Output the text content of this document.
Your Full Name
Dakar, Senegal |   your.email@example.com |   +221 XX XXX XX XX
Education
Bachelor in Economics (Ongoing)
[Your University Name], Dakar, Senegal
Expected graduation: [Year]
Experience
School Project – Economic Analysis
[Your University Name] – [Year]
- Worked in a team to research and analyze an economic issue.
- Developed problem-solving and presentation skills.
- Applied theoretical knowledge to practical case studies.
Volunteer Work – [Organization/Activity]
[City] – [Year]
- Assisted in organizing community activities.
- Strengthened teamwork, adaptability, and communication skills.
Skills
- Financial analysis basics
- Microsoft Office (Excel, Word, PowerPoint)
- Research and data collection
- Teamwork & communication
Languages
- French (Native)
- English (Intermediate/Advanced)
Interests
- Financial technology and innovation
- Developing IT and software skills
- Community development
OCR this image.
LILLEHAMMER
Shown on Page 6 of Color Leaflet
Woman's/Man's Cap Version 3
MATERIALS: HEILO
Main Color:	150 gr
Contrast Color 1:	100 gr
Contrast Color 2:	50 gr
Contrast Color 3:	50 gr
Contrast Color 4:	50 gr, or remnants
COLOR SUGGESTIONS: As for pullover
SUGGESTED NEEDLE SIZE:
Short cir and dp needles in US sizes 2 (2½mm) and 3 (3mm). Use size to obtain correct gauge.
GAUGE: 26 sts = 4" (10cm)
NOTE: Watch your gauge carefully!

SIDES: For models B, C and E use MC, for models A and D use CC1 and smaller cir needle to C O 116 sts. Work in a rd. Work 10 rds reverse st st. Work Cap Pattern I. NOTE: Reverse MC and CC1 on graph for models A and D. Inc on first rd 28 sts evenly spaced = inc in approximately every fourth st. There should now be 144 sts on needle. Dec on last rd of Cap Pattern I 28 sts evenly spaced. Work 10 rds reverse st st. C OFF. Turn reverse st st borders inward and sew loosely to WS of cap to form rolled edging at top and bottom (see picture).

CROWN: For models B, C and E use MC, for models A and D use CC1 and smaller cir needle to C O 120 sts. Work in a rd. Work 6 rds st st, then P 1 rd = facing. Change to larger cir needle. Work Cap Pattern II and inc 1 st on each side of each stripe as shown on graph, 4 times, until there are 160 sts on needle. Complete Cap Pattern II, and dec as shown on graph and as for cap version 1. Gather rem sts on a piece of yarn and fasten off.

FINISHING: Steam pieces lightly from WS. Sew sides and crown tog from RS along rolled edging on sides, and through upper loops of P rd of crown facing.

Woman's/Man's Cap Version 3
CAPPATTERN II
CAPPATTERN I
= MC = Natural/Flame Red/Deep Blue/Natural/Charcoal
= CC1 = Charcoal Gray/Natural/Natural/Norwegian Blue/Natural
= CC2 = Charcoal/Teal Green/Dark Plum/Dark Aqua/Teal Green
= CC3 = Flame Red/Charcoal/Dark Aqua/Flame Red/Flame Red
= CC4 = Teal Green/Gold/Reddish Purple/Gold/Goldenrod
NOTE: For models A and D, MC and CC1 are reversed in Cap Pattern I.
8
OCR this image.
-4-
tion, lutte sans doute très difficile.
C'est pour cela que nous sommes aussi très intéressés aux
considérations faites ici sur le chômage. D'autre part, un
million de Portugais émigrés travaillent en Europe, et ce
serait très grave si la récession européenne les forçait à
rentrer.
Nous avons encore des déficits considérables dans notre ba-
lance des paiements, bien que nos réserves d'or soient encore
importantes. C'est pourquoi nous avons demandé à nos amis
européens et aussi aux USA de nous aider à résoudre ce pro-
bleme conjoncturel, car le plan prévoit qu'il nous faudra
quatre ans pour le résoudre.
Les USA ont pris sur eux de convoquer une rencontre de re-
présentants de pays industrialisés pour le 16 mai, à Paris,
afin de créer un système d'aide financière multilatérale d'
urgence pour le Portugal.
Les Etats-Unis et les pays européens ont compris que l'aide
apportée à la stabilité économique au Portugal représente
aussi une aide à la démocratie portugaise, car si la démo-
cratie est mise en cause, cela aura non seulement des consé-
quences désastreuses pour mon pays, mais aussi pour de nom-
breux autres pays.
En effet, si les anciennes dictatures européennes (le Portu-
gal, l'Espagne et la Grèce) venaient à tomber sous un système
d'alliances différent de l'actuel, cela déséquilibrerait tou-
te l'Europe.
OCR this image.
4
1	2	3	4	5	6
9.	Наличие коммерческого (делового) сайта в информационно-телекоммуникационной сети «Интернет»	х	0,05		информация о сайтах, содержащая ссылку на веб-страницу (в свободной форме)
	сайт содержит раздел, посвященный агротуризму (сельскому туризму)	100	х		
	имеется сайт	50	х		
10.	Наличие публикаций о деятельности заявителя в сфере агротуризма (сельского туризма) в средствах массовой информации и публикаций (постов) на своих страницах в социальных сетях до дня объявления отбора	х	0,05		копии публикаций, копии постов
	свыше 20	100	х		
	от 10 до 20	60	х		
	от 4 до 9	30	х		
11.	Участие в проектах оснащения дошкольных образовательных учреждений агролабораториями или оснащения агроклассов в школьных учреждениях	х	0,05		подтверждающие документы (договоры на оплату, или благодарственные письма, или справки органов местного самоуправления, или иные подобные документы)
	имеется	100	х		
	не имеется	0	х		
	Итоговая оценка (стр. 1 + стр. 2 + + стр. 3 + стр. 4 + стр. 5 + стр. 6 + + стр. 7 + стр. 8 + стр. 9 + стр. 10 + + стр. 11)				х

### [Exercise objective]
Look through the data above. Find each line with the string "aussi" and copy it.

### [Task result]
C'est pour cela que nous sommes aussi très intéressés aux
européens et aussi aux USA de nous aider à résoudre ce pro-
aussi une aide à la démocratie portugaise, car si la démo-
quences désastreuses pour mon pays, mais aussi pour de nom-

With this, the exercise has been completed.